→ **Task**
Write out all records as given; omit images.

::::::::::

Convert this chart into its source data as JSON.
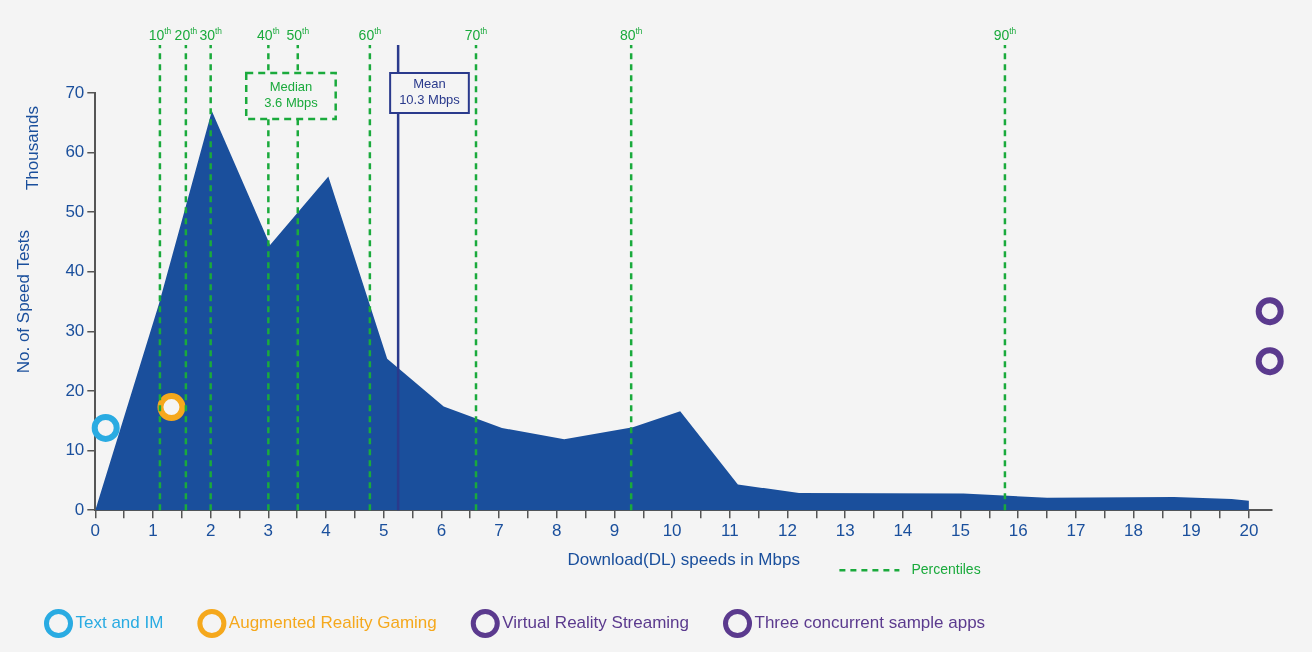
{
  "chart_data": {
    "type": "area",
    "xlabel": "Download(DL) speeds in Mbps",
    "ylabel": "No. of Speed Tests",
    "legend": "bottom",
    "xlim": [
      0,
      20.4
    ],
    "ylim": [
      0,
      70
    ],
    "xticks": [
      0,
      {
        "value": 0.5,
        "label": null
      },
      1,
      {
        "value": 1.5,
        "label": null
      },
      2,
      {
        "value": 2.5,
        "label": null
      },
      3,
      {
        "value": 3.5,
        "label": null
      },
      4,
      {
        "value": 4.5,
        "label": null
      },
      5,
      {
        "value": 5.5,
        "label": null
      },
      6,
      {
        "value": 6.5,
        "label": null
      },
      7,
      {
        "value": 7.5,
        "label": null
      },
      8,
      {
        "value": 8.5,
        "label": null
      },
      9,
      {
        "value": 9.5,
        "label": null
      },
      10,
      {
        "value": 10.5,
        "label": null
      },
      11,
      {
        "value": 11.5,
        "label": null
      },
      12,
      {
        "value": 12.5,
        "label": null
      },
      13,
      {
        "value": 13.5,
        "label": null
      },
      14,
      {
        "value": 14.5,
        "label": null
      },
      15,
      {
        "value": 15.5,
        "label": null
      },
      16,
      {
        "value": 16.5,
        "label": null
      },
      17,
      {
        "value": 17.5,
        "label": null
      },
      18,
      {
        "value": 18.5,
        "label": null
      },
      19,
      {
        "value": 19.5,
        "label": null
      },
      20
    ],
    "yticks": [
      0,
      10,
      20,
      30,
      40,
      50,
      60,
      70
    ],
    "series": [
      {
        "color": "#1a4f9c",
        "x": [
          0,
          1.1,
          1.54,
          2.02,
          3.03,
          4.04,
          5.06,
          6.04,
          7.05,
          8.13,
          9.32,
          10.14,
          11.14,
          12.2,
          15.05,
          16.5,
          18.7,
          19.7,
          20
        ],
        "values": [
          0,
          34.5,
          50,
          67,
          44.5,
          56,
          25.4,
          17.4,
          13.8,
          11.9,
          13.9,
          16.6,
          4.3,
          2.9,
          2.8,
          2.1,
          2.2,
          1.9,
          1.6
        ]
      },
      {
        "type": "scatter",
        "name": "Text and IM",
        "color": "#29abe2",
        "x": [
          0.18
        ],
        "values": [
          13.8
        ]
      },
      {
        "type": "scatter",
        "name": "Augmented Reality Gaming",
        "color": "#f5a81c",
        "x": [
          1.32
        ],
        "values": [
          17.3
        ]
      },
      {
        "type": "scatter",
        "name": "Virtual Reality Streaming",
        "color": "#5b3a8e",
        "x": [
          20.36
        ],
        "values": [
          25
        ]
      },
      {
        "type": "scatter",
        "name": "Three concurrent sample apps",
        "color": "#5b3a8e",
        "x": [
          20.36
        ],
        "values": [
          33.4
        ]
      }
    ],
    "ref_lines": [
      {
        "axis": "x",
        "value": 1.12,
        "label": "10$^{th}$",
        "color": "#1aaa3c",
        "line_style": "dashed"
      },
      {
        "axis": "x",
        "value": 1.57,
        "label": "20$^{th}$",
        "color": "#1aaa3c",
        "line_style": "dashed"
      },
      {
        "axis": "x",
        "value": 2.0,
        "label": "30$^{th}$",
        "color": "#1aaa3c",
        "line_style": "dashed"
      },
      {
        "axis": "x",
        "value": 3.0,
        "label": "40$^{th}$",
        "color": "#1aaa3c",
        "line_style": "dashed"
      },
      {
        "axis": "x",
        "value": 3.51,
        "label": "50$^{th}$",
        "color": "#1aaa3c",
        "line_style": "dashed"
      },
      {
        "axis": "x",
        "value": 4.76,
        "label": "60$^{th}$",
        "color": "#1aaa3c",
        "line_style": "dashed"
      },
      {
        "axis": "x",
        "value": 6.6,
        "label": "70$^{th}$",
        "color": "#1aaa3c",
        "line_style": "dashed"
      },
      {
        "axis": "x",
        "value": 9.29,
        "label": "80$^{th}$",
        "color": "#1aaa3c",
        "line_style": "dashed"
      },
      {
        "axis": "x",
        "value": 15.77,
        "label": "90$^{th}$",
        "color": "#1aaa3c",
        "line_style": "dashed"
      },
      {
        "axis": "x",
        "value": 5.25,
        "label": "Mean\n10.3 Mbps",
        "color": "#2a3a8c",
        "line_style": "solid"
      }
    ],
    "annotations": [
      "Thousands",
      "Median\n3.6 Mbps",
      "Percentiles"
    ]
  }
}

::::::::::

→ **Answer to this task**
Convert this chart into its source data as JSON.
{
  "chart_data": {
    "type": "area",
    "xlabel": "Download(DL) speeds in Mbps",
    "ylabel": "No. of Speed Tests",
    "legend": "bottom",
    "xlim": [
      0,
      20.4
    ],
    "ylim": [
      0,
      70
    ],
    "xticks": [
      0,
      {
        "value": 0.5,
        "label": null
      },
      1,
      {
        "value": 1.5,
        "label": null
      },
      2,
      {
        "value": 2.5,
        "label": null
      },
      3,
      {
        "value": 3.5,
        "label": null
      },
      4,
      {
        "value": 4.5,
        "label": null
      },
      5,
      {
        "value": 5.5,
        "label": null
      },
      6,
      {
        "value": 6.5,
        "label": null
      },
      7,
      {
        "value": 7.5,
        "label": null
      },
      8,
      {
        "value": 8.5,
        "label": null
      },
      9,
      {
        "value": 9.5,
        "label": null
      },
      10,
      {
        "value": 10.5,
        "label": null
      },
      11,
      {
        "value": 11.5,
        "label": null
      },
      12,
      {
        "value": 12.5,
        "label": null
      },
      13,
      {
        "value": 13.5,
        "label": null
      },
      14,
      {
        "value": 14.5,
        "label": null
      },
      15,
      {
        "value": 15.5,
        "label": null
      },
      16,
      {
        "value": 16.5,
        "label": null
      },
      17,
      {
        "value": 17.5,
        "label": null
      },
      18,
      {
        "value": 18.5,
        "label": null
      },
      19,
      {
        "value": 19.5,
        "label": null
      },
      20
    ],
    "yticks": [
      0,
      10,
      20,
      30,
      40,
      50,
      60,
      70
    ],
    "series": [
      {
        "color": "#1a4f9c",
        "x": [
          0,
          1.1,
          1.54,
          2.02,
          3.03,
          4.04,
          5.06,
          6.04,
          7.05,
          8.13,
          9.32,
          10.14,
          11.14,
          12.2,
          15.05,
          16.5,
          18.7,
          19.7,
          20
        ],
        "values": [
          0,
          34.5,
          50,
          67,
          44.5,
          56,
          25.4,
          17.4,
          13.8,
          11.9,
          13.9,
          16.6,
          4.3,
          2.9,
          2.8,
          2.1,
          2.2,
          1.9,
          1.6
        ]
      },
      {
        "type": "scatter",
        "name": "Text and IM",
        "color": "#29abe2",
        "x": [
          0.18
        ],
        "values": [
          13.8
        ]
      },
      {
        "type": "scatter",
        "name": "Augmented Reality Gaming",
        "color": "#f5a81c",
        "x": [
          1.32
        ],
        "values": [
          17.3
        ]
      },
      {
        "type": "scatter",
        "name": "Virtual Reality Streaming",
        "color": "#5b3a8e",
        "x": [
          20.36
        ],
        "values": [
          25
        ]
      },
      {
        "type": "scatter",
        "name": "Three concurrent sample apps",
        "color": "#5b3a8e",
        "x": [
          20.36
        ],
        "values": [
          33.4
        ]
      }
    ],
    "ref_lines": [
      {
        "axis": "x",
        "value": 1.12,
        "label": "10$^{th}$",
        "color": "#1aaa3c",
        "line_style": "dashed"
      },
      {
        "axis": "x",
        "value": 1.57,
        "label": "20$^{th}$",
        "color": "#1aaa3c",
        "line_style": "dashed"
      },
      {
        "axis": "x",
        "value": 2.0,
        "label": "30$^{th}$",
        "color": "#1aaa3c",
        "line_style": "dashed"
      },
      {
        "axis": "x",
        "value": 3.0,
        "label": "40$^{th}$",
        "color": "#1aaa3c",
        "line_style": "dashed"
      },
      {
        "axis": "x",
        "value": 3.51,
        "label": "50$^{th}$",
        "color": "#1aaa3c",
        "line_style": "dashed"
      },
      {
        "axis": "x",
        "value": 4.76,
        "label": "60$^{th}$",
        "color": "#1aaa3c",
        "line_style": "dashed"
      },
      {
        "axis": "x",
        "value": 6.6,
        "label": "70$^{th}$",
        "color": "#1aaa3c",
        "line_style": "dashed"
      },
      {
        "axis": "x",
        "value": 9.29,
        "label": "80$^{th}$",
        "color": "#1aaa3c",
        "line_style": "dashed"
      },
      {
        "axis": "x",
        "value": 15.77,
        "label": "90$^{th}$",
        "color": "#1aaa3c",
        "line_style": "dashed"
      },
      {
        "axis": "x",
        "value": 5.25,
        "label": "Mean\n10.3 Mbps",
        "color": "#2a3a8c",
        "line_style": "solid"
      }
    ],
    "annotations": [
      "Thousands",
      "Median\n3.6 Mbps",
      "Percentiles"
    ]
  }
}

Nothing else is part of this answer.